## WHAT THE EXERCISE ASKS:
Copy out each line of the material below that holds the string "name".

Collected data entries:
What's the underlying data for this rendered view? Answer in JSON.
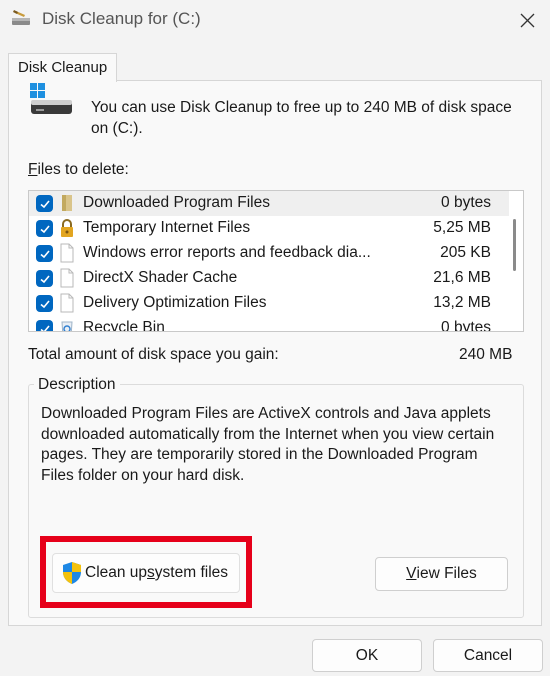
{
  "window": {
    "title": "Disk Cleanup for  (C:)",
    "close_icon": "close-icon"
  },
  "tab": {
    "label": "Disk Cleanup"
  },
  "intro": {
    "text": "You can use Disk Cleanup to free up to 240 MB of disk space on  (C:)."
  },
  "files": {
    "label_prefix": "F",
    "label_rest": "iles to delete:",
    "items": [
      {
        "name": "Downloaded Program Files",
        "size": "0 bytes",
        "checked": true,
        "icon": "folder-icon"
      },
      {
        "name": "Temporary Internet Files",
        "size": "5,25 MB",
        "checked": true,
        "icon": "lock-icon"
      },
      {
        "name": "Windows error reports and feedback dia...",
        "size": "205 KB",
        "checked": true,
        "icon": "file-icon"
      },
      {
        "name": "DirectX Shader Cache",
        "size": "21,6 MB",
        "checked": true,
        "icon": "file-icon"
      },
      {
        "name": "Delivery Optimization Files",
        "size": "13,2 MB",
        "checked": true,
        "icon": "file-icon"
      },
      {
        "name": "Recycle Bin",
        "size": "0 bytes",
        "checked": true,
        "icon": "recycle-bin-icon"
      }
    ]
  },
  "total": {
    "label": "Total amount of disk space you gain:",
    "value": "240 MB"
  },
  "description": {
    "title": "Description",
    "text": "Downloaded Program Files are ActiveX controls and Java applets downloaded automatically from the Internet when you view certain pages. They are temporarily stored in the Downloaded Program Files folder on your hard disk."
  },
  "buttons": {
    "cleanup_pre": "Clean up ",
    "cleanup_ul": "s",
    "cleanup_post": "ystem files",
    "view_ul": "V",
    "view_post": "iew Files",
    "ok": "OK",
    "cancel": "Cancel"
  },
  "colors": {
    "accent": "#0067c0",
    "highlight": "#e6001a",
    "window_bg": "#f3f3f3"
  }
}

## RESPONSE:
        "name": "Downloaded Program Files",
        "name": "Temporary Internet Files",
        "name": "Windows error reports and feedback dia...",
        "name": "DirectX Shader Cache",
        "name": "Delivery Optimization Files",
        "name": "Recycle Bin",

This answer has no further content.